-- Raw data start --

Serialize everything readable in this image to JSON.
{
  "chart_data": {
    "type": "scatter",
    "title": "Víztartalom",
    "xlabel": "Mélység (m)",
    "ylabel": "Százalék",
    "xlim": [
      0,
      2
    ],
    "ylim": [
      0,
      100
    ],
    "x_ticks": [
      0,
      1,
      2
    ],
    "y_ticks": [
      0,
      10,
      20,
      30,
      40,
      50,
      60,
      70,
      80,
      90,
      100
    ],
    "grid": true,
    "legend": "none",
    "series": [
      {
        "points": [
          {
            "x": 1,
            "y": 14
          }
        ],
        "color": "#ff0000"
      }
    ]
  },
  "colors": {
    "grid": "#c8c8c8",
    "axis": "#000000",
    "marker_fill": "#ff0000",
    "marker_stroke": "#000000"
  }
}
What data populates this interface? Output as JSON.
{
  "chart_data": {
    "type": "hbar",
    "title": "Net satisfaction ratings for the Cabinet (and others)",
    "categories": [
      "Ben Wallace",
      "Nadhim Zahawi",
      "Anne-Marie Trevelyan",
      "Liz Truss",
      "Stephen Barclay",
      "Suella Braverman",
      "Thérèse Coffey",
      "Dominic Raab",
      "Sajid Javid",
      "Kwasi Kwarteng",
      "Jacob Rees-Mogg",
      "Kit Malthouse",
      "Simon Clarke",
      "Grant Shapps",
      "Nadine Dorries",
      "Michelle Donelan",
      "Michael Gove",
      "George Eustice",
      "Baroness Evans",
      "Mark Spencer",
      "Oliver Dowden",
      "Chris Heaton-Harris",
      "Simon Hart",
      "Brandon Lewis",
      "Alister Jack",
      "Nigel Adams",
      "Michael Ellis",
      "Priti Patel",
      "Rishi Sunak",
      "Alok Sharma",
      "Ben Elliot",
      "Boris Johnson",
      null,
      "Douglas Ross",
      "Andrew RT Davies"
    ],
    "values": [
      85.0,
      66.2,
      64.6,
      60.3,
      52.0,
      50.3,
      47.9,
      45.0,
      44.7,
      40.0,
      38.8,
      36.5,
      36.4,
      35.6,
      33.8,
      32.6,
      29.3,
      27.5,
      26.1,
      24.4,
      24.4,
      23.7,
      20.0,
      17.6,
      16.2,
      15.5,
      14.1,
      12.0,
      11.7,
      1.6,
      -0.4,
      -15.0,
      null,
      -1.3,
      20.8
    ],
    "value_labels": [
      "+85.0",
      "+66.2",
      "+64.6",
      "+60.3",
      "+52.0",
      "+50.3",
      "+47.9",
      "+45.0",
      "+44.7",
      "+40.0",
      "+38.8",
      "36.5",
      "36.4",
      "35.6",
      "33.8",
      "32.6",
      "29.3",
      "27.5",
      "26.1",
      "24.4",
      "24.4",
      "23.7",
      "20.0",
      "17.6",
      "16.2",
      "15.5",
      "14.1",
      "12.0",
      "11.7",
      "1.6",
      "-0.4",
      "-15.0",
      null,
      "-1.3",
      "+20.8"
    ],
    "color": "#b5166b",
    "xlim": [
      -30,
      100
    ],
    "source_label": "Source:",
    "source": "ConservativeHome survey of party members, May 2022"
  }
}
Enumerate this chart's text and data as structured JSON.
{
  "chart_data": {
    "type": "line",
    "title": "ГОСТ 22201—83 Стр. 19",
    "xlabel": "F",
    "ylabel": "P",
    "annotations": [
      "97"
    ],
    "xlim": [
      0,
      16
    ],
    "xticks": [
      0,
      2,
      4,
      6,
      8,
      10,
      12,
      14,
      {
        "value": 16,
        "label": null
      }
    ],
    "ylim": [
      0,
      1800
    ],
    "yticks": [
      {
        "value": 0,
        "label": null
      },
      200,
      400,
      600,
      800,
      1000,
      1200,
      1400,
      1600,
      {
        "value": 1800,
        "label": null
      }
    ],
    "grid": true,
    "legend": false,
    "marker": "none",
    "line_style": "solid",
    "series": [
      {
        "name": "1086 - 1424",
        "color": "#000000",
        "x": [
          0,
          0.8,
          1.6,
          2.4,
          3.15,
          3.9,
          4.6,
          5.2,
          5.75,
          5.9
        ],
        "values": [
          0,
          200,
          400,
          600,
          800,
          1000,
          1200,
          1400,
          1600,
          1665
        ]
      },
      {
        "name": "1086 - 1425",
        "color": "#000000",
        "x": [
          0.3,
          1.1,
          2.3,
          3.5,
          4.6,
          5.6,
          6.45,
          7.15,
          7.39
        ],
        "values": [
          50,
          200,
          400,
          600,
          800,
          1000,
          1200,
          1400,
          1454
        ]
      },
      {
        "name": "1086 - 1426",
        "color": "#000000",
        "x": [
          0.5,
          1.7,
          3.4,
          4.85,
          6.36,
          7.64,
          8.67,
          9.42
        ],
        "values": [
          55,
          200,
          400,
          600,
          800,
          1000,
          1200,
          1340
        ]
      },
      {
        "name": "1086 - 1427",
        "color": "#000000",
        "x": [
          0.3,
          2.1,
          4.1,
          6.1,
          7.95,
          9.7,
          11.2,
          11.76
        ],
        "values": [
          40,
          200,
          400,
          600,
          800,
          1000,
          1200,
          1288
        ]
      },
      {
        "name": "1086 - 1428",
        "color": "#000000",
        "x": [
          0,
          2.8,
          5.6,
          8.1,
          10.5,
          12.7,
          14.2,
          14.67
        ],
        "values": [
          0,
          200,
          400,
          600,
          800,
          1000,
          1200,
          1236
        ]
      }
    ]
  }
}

-- Raw data end --

Extract each entry in full, exactly as given.

• **Written answer**
Serialize everything readable in this image to JSON.
{
  "chart_data": {
    "type": "scatter",
    "title": "Víztartalom",
    "xlabel": "Mélység (m)",
    "ylabel": "Százalék",
    "xlim": [
      0,
      2
    ],
    "ylim": [
      0,
      100
    ],
    "x_ticks": [
      0,
      1,
      2
    ],
    "y_ticks": [
      0,
      10,
      20,
      30,
      40,
      50,
      60,
      70,
      80,
      90,
      100
    ],
    "grid": true,
    "legend": "none",
    "series": [
      {
        "points": [
          {
            "x": 1,
            "y": 14
          }
        ],
        "color": "#ff0000"
      }
    ]
  },
  "colors": {
    "grid": "#c8c8c8",
    "axis": "#000000",
    "marker_fill": "#ff0000",
    "marker_stroke": "#000000"
  }
}
What data populates this interface? Output as JSON.
{
  "chart_data": {
    "type": "hbar",
    "title": "Net satisfaction ratings for the Cabinet (and others)",
    "categories": [
      "Ben Wallace",
      "Nadhim Zahawi",
      "Anne-Marie Trevelyan",
      "Liz Truss",
      "Stephen Barclay",
      "Suella Braverman",
      "Thérèse Coffey",
      "Dominic Raab",
      "Sajid Javid",
      "Kwasi Kwarteng",
      "Jacob Rees-Mogg",
      "Kit Malthouse",
      "Simon Clarke",
      "Grant Shapps",
      "Nadine Dorries",
      "Michelle Donelan",
      "Michael Gove",
      "George Eustice",
      "Baroness Evans",
      "Mark Spencer",
      "Oliver Dowden",
      "Chris Heaton-Harris",
      "Simon Hart",
      "Brandon Lewis",
      "Alister Jack",
      "Nigel Adams",
      "Michael Ellis",
      "Priti Patel",
      "Rishi Sunak",
      "Alok Sharma",
      "Ben Elliot",
      "Boris Johnson",
      null,
      "Douglas Ross",
      "Andrew RT Davies"
    ],
    "values": [
      85.0,
      66.2,
      64.6,
      60.3,
      52.0,
      50.3,
      47.9,
      45.0,
      44.7,
      40.0,
      38.8,
      36.5,
      36.4,
      35.6,
      33.8,
      32.6,
      29.3,
      27.5,
      26.1,
      24.4,
      24.4,
      23.7,
      20.0,
      17.6,
      16.2,
      15.5,
      14.1,
      12.0,
      11.7,
      1.6,
      -0.4,
      -15.0,
      null,
      -1.3,
      20.8
    ],
    "value_labels": [
      "+85.0",
      "+66.2",
      "+64.6",
      "+60.3",
      "+52.0",
      "+50.3",
      "+47.9",
      "+45.0",
      "+44.7",
      "+40.0",
      "+38.8",
      "36.5",
      "36.4",
      "35.6",
      "33.8",
      "32.6",
      "29.3",
      "27.5",
      "26.1",
      "24.4",
      "24.4",
      "23.7",
      "20.0",
      "17.6",
      "16.2",
      "15.5",
      "14.1",
      "12.0",
      "11.7",
      "1.6",
      "-0.4",
      "-15.0",
      null,
      "-1.3",
      "+20.8"
    ],
    "color": "#b5166b",
    "xlim": [
      -30,
      100
    ],
    "source_label": "Source:",
    "source": "ConservativeHome survey of party members, May 2022"
  }
}
Enumerate this chart's text and data as structured JSON.
{
  "chart_data": {
    "type": "line",
    "title": "ГОСТ 22201—83 Стр. 19",
    "xlabel": "F",
    "ylabel": "P",
    "annotations": [
      "97"
    ],
    "xlim": [
      0,
      16
    ],
    "xticks": [
      0,
      2,
      4,
      6,
      8,
      10,
      12,
      14,
      {
        "value": 16,
        "label": null
      }
    ],
    "ylim": [
      0,
      1800
    ],
    "yticks": [
      {
        "value": 0,
        "label": null
      },
      200,
      400,
      600,
      800,
      1000,
      1200,
      1400,
      1600,
      {
        "value": 1800,
        "label": null
      }
    ],
    "grid": true,
    "legend": false,
    "marker": "none",
    "line_style": "solid",
    "series": [
      {
        "name": "1086 - 1424",
        "color": "#000000",
        "x": [
          0,
          0.8,
          1.6,
          2.4,
          3.15,
          3.9,
          4.6,
          5.2,
          5.75,
          5.9
        ],
        "values": [
          0,
          200,
          400,
          600,
          800,
          1000,
          1200,
          1400,
          1600,
          1665
        ]
      },
      {
        "name": "1086 - 1425",
        "color": "#000000",
        "x": [
          0.3,
          1.1,
          2.3,
          3.5,
          4.6,
          5.6,
          6.45,
          7.15,
          7.39
        ],
        "values": [
          50,
          200,
          400,
          600,
          800,
          1000,
          1200,
          1400,
          1454
        ]
      },
      {
        "name": "1086 - 1426",
        "color": "#000000",
        "x": [
          0.5,
          1.7,
          3.4,
          4.85,
          6.36,
          7.64,
          8.67,
          9.42
        ],
        "values": [
          55,
          200,
          400,
          600,
          800,
          1000,
          1200,
          1340
        ]
      },
      {
        "name": "1086 - 1427",
        "color": "#000000",
        "x": [
          0.3,
          2.1,
          4.1,
          6.1,
          7.95,
          9.7,
          11.2,
          11.76
        ],
        "values": [
          40,
          200,
          400,
          600,
          800,
          1000,
          1200,
          1288
        ]
      },
      {
        "name": "1086 - 1428",
        "color": "#000000",
        "x": [
          0,
          2.8,
          5.6,
          8.1,
          10.5,
          12.7,
          14.2,
          14.67
        ],
        "values": [
          0,
          200,
          400,
          600,
          800,
          1000,
          1200,
          1236
        ]
      }
    ]
  }
}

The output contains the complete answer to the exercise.